**Challenge:**
Look for the string "this" and copy every line that has it.

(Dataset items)
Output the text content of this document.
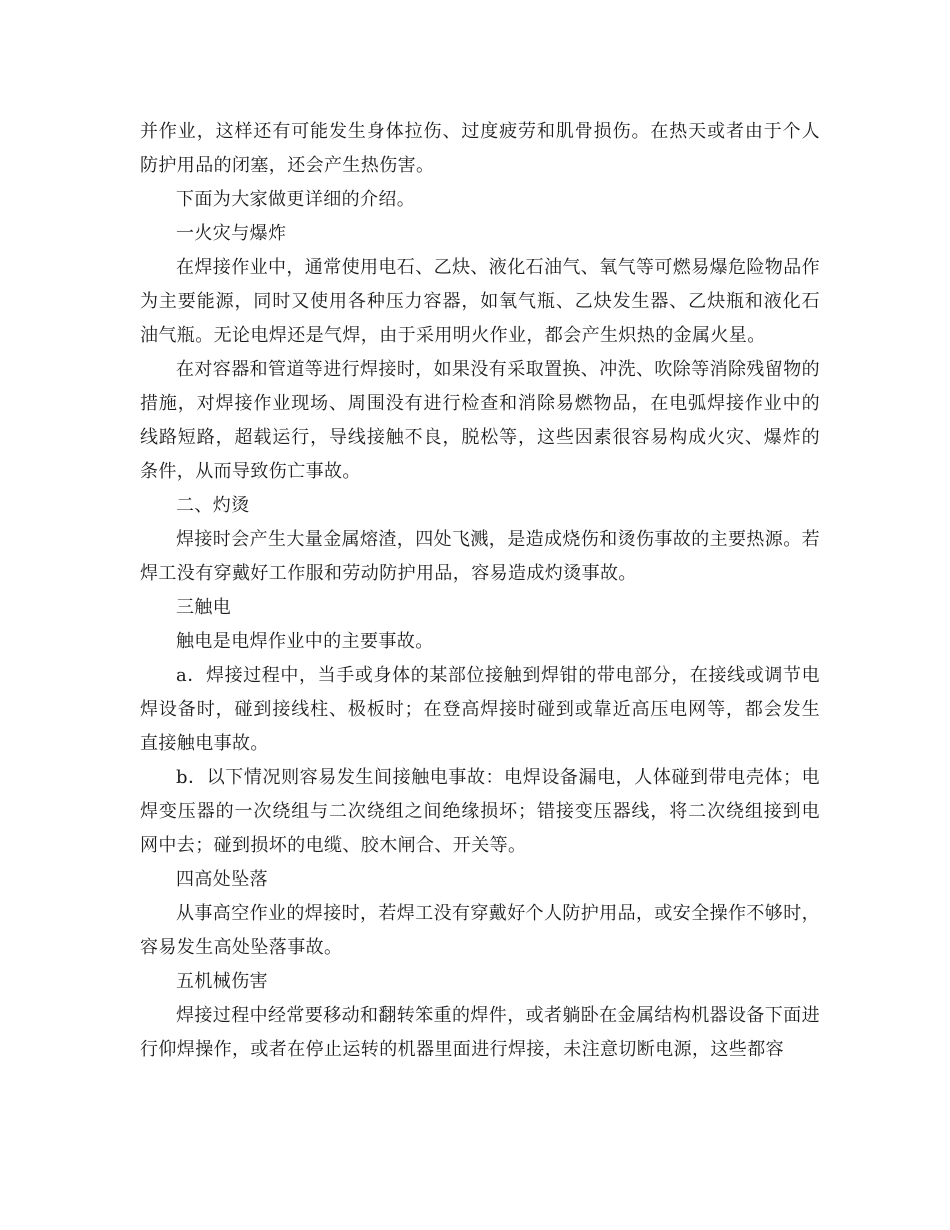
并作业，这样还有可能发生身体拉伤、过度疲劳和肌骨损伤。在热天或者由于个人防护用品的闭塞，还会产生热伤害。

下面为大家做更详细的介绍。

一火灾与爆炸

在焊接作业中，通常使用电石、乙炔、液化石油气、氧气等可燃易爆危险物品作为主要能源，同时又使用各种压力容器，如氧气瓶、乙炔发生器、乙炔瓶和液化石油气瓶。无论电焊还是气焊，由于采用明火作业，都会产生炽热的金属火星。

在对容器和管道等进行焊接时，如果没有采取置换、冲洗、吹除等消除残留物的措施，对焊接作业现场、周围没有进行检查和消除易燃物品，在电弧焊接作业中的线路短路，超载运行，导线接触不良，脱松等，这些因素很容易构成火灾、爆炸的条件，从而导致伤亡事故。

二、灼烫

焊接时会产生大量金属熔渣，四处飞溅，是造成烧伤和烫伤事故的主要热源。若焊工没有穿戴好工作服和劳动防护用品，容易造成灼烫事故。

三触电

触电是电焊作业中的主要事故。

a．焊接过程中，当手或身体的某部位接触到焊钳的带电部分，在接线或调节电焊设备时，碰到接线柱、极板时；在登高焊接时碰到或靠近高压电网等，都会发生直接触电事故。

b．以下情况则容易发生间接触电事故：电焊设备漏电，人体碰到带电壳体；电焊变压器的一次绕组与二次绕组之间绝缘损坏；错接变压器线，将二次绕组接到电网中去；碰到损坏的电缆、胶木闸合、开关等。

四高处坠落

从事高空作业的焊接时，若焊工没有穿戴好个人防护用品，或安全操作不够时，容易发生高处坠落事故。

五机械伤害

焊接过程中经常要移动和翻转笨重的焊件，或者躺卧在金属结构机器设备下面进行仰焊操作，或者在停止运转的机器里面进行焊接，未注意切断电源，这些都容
==
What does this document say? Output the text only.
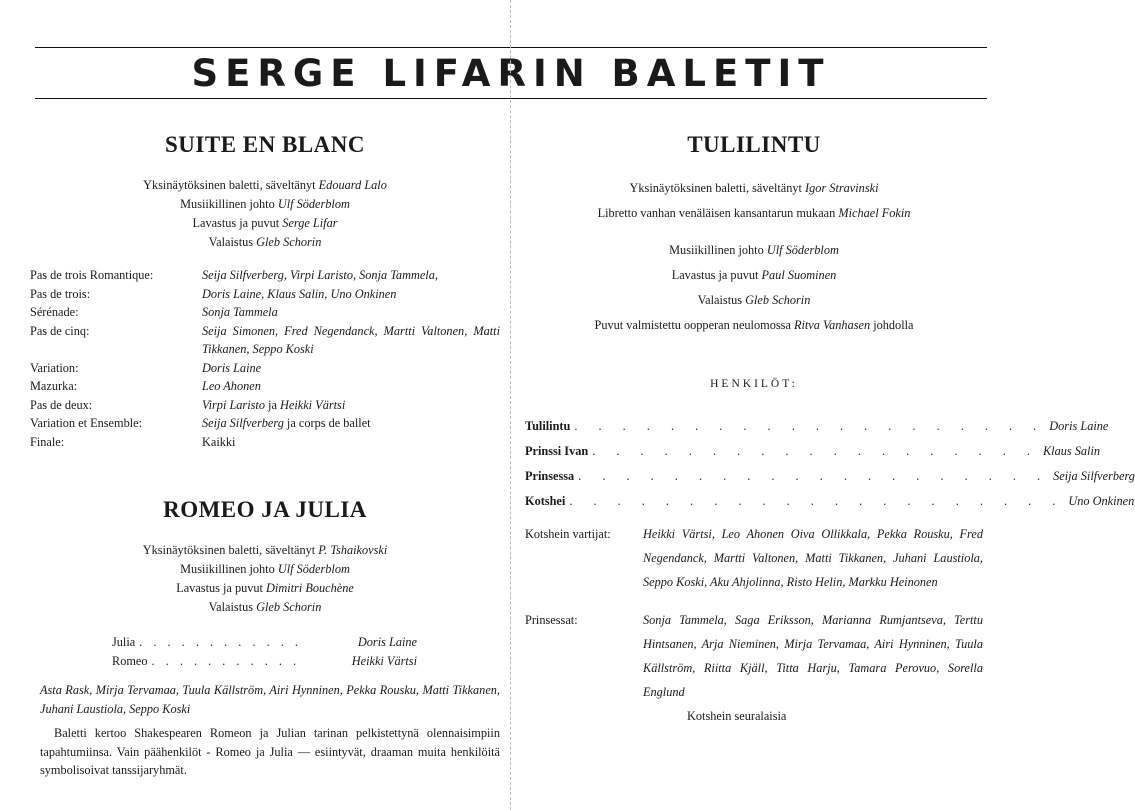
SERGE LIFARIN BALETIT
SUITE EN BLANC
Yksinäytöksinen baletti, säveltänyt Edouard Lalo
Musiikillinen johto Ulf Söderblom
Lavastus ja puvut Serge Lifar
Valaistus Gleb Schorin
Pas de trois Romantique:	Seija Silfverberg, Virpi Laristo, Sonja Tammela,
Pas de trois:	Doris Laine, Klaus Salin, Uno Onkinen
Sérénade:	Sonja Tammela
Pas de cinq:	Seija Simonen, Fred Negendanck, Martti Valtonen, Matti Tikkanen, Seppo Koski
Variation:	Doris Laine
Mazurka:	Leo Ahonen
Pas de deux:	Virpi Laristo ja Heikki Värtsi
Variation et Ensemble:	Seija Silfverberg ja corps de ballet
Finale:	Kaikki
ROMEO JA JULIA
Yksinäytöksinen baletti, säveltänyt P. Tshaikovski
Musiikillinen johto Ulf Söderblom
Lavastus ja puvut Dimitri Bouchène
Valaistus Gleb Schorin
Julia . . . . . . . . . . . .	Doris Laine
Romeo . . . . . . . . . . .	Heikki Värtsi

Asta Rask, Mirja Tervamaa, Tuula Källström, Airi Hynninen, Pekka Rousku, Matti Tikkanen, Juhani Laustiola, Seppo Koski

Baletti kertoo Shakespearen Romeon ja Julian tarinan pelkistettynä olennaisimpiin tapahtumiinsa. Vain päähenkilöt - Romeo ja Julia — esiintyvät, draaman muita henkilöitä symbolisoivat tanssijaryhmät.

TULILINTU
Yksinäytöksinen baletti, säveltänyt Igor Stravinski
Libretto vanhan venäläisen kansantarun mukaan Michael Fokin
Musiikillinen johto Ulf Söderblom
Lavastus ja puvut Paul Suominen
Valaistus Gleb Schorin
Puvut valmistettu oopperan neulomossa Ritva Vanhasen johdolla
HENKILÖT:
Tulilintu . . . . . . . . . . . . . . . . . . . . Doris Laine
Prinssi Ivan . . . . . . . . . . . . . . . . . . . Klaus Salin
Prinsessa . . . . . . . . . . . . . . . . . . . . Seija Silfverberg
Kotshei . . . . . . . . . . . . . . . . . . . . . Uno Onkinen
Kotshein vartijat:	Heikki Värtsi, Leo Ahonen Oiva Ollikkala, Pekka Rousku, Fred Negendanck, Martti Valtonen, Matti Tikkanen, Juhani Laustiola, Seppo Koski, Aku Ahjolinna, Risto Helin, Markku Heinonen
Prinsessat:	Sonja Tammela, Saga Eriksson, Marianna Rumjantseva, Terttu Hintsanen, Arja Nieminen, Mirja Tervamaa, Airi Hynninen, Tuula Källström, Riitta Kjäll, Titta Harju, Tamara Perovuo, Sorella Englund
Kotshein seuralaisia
---
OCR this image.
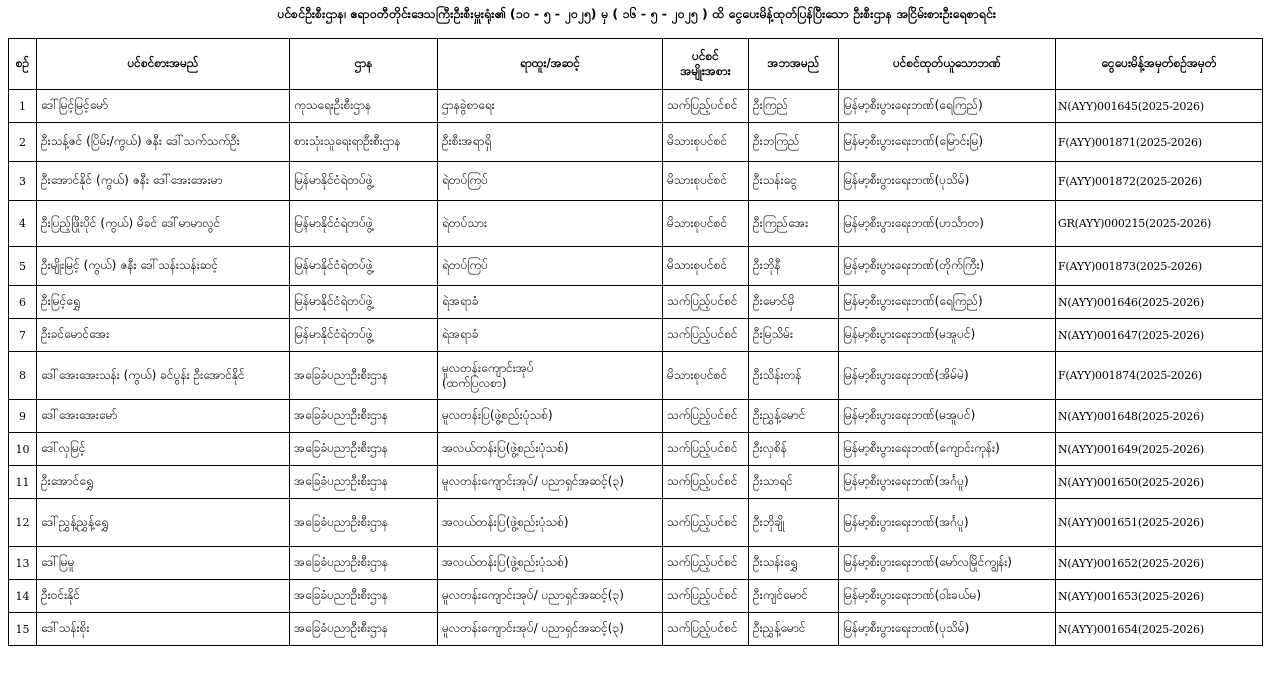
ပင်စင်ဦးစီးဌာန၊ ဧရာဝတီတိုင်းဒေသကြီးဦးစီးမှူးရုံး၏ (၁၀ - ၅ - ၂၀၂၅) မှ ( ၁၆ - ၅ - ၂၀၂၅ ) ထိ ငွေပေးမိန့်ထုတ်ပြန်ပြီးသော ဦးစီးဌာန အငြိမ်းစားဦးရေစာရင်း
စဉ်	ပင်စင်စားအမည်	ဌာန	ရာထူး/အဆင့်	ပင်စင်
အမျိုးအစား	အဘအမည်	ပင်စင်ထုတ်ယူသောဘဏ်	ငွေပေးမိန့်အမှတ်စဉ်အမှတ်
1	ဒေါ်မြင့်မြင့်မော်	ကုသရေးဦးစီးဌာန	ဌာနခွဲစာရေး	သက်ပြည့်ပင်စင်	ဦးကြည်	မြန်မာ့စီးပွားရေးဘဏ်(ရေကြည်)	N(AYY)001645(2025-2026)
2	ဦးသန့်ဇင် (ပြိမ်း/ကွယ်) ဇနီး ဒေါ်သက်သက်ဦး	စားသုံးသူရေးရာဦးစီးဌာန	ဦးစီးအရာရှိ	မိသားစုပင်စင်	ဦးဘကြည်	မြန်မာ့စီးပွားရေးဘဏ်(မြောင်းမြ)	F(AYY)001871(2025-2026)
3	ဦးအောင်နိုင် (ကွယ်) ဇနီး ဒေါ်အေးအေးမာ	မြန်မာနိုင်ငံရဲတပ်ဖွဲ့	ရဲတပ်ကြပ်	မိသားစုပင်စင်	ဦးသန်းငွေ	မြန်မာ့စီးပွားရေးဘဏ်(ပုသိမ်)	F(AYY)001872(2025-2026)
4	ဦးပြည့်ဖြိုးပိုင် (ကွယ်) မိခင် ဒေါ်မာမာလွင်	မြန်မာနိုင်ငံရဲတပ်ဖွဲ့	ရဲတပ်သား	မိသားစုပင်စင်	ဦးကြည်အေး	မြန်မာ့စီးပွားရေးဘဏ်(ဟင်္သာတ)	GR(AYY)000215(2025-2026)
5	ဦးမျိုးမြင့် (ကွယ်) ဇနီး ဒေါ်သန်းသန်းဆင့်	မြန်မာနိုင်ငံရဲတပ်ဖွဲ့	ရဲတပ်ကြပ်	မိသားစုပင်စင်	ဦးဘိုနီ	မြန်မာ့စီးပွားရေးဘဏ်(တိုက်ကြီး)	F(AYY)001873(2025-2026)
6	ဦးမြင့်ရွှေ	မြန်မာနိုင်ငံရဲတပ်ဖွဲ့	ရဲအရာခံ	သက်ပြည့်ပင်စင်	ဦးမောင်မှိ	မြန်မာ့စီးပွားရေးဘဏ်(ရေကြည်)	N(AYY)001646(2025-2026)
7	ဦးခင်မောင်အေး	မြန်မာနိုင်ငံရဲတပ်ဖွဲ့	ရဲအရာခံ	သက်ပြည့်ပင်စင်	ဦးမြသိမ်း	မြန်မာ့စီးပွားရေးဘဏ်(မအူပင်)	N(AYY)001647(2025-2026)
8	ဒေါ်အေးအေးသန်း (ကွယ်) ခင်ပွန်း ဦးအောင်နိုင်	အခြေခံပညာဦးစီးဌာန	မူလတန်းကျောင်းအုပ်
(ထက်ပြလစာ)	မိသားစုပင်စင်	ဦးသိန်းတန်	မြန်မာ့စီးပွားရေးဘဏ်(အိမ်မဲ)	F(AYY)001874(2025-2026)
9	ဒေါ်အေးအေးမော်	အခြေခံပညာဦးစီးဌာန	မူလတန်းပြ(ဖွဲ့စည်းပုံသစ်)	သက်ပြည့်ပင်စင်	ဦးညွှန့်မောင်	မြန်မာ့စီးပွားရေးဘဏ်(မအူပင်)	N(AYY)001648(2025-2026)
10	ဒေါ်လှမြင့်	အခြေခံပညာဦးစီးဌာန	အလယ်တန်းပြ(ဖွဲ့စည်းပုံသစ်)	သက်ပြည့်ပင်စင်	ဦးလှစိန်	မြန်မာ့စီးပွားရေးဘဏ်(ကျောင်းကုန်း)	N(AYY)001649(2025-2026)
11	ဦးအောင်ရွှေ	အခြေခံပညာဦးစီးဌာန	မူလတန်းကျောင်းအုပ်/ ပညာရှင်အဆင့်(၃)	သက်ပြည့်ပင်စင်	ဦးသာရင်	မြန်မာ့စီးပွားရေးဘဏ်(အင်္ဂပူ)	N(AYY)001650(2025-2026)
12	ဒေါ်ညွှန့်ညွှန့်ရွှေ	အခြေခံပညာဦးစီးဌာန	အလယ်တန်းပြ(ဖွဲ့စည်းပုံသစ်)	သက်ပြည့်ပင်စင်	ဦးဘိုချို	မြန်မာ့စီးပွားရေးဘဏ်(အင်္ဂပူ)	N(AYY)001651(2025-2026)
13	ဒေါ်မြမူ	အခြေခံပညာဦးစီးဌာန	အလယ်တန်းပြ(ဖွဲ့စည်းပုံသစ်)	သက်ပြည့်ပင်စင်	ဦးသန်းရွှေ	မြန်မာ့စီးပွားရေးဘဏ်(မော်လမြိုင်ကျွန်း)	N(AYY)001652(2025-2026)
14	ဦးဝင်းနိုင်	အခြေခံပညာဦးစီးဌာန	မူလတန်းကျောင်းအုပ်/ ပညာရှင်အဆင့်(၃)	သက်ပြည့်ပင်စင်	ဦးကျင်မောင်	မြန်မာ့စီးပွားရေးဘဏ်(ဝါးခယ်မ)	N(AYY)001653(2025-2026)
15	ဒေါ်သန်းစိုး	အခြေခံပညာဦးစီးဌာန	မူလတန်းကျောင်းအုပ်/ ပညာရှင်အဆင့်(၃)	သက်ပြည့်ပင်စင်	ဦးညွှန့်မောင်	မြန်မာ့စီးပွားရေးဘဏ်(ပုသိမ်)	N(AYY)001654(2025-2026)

**Response to the task:**
Output the text content of this document.
What does this document say? Output the text only.
OCR this image.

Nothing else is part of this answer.